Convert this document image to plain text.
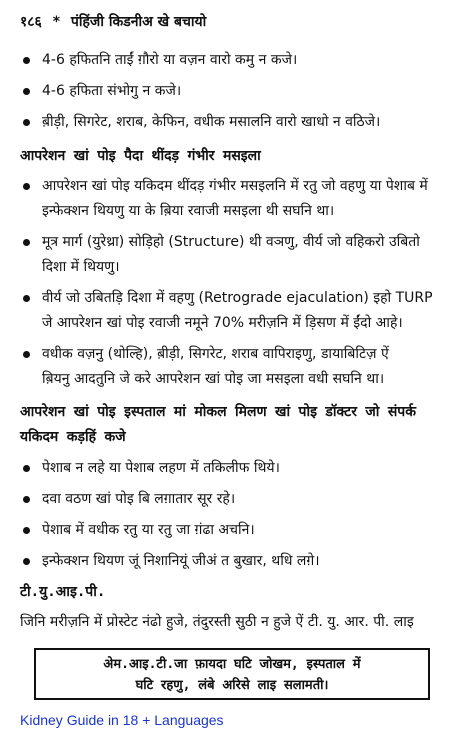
१८६ * पंहिंजी किडनीअ खे बचायो
4-6 हफितनि ताईं ग़ौरो या वज़न वारो कमु न कजे।
4-6 हफिता संभोगु न कजे।
ब़ीड़ी, सिगरेट, शराब, केफिन, वधीक मसालनि वारो खाधो न वठिजे।
आपरेशन खां पोइ पैदा थींदड़ गंभीर मसइला
आपरेशन खां पोइ यकिदम थींदड़ गंभीर मसइलनि में रतु जो वहणु या पेशाब में
इन्फेक्शन थियणु या के ब़िया रवाजी मसइला थी सघनि था।
मूत्र मार्ग (युरेथ्रा) सोड़िहो (Structure) थी वञणु, वीर्य जो वहिकरो उबितो
दिशा में थियणु।
वीर्य जो उबितड़ि दिशा में वहणु (Retrograde ejaculation) इहो TURP
जे आपरेशन खां पोइ रवाजी नमूने 70% मरीज़नि में ड़िसण में ईंदो आहे।
वधीक वज़नु (थोल्हि), ब़ीड़ी, सिगरेट, शराब वापिराइणु, डायाबिटिज़ ऐं
ब़ियनु आदतुनि जे करे आपरेशन खां पोइ जा मसइला वधी सघनि था।
आपरेशन खां पोइ इस्पताल मां मोकल मिलण खां पोइ डॉक्टर जो संपर्क
यकिदम कड़हिं कजे
पेशाब न लहे या पेशाब लहण में तकिलीफ थिये।
दवा वठण खां पोइ बि लग़ातार सूर रहे।
पेशाब में वधीक रतु या रतु जा ग़ंढा अचनि।
इन्फेक्शन थियण जूं निशानियूं जीअं त बुखार, थधि लग़े।
टी.यु.आइ.पी.
जिनि मरीज़नि में प्रोस्टेट नंढो हुजे, तंदुरस्ती सुठी न हुजे ऐं टी. यु. आर. पी. लाइ
अेम.आइ.टी.जा फ़ायदा घटि जोखम, इस्पताल में
घटि रहणु, लंबे अरिसे लाइ सलामती।
Kidney Guide in 18 + Languages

---

* [Task to carry out]:
Please write out all the data again word for word, but not the pictures.

* [Answer to this task]:
Convert this document image to plain text.
१८६ * पंहिंजी किडनीअ खे बचायो
4-6 हफितनि ताईं ग़ौरो या वज़न वारो कमु न कजे।
4-6 हफिता संभोगु न कजे।
ब़ीड़ी, सिगरेट, शराब, केफिन, वधीक मसालनि वारो खाधो न वठिजे।
आपरेशन खां पोइ पैदा थींदड़ गंभीर मसइला
आपरेशन खां पोइ यकिदम थींदड़ गंभीर मसइलनि में रतु जो वहणु या पेशाब में
इन्फेक्शन थियणु या के ब़िया रवाजी मसइला थी सघनि था।
मूत्र मार्ग (युरेथ्रा) सोड़िहो (Structure) थी वञणु, वीर्य जो वहिकरो उबितो
दिशा में थियणु।
वीर्य जो उबितड़ि दिशा में वहणु (Retrograde ejaculation) इहो TURP
जे आपरेशन खां पोइ रवाजी नमूने 70% मरीज़नि में ड़िसण में ईंदो आहे।
वधीक वज़नु (थोल्हि), ब़ीड़ी, सिगरेट, शराब वापिराइणु, डायाबिटिज़ ऐं
ब़ियनु आदतुनि जे करे आपरेशन खां पोइ जा मसइला वधी सघनि था।
आपरेशन खां पोइ इस्पताल मां मोकल मिलण खां पोइ डॉक्टर जो संपर्क
यकिदम कड़हिं कजे
पेशाब न लहे या पेशाब लहण में तकिलीफ थिये।
दवा वठण खां पोइ बि लग़ातार सूर रहे।
पेशाब में वधीक रतु या रतु जा ग़ंढा अचनि।
इन्फेक्शन थियण जूं निशानियूं जीअं त बुखार, थधि लग़े।
टी.यु.आइ.पी.
जिनि मरीज़नि में प्रोस्टेट नंढो हुजे, तंदुरस्ती सुठी न हुजे ऐं टी. यु. आर. पी. लाइ
अेम.आइ.टी.जा फ़ायदा घटि जोखम, इस्पताल में
घटि रहणु, लंबे अरिसे लाइ सलामती।
Kidney Guide in 18 + Languages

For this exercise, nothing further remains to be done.